**Task directions:** Find each line with "Return" and copy it.

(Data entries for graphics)

## Begin

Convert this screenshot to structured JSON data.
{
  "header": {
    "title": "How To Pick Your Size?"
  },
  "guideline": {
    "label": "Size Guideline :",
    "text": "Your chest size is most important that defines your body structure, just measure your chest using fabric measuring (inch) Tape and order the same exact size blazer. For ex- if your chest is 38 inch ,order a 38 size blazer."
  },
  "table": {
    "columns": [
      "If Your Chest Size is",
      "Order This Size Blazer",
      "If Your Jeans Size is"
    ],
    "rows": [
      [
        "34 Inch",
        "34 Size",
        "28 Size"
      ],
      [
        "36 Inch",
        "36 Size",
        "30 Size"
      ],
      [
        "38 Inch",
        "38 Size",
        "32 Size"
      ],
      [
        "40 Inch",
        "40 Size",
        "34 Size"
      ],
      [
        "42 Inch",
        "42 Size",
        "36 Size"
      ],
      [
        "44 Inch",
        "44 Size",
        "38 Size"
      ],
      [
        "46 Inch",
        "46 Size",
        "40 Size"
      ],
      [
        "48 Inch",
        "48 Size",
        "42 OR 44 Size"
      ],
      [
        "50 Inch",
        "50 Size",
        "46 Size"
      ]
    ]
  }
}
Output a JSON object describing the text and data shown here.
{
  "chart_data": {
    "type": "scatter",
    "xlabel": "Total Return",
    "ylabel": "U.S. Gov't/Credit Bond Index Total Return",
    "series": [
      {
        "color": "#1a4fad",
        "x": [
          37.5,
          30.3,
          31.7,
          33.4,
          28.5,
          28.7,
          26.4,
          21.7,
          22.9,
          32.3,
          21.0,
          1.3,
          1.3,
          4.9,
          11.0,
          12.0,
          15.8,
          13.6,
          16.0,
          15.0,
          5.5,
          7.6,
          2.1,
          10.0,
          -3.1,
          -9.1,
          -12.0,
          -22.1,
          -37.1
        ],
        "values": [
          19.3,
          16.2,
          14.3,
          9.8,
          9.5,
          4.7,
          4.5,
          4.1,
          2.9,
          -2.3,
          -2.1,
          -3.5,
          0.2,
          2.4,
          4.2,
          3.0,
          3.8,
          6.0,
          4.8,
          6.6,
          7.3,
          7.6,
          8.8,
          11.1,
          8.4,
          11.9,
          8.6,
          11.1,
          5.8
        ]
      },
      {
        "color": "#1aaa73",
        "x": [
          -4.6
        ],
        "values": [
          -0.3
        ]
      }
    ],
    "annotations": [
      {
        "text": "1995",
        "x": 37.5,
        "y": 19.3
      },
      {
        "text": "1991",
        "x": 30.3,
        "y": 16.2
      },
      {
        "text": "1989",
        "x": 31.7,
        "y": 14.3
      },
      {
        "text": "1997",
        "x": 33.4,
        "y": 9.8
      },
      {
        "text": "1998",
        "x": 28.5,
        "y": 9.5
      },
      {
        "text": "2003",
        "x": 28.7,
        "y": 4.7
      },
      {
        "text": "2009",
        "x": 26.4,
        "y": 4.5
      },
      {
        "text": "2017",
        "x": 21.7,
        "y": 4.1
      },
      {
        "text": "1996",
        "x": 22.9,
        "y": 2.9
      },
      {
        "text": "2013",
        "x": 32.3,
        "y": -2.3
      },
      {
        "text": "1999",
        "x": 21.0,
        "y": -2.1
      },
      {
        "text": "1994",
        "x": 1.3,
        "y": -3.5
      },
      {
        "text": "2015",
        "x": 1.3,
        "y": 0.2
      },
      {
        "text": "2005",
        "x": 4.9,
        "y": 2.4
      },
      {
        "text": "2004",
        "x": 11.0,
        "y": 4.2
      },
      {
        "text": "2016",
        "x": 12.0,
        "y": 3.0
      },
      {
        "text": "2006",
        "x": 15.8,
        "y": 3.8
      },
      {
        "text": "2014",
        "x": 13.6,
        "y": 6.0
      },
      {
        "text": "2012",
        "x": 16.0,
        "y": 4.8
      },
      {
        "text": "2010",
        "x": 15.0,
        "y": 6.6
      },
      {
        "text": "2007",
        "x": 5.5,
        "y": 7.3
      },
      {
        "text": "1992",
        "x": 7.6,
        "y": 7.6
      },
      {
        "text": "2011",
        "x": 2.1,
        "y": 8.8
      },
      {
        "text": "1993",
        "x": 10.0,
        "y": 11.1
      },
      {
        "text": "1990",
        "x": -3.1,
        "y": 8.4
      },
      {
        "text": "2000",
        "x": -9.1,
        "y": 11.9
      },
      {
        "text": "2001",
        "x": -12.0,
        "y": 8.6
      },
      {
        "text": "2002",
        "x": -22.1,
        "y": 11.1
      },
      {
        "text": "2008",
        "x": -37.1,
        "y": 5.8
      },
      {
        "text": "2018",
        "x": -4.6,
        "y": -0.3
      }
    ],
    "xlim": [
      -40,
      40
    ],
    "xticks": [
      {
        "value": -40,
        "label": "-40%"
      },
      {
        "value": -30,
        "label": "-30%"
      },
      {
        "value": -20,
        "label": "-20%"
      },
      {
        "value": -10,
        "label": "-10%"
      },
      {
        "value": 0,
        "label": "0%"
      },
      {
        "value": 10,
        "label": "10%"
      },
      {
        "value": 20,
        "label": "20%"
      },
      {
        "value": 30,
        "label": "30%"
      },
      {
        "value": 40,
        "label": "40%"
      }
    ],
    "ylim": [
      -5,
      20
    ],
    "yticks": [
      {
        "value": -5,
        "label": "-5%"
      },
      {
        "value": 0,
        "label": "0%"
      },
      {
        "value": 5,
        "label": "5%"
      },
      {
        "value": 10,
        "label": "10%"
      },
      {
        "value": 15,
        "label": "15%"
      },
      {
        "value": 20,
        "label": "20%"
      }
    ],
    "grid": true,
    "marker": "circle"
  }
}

## End

**Response:**
    "xlabel": "Total Return",
    "ylabel": "U.S. Gov't/Credit Bond Index Total Return",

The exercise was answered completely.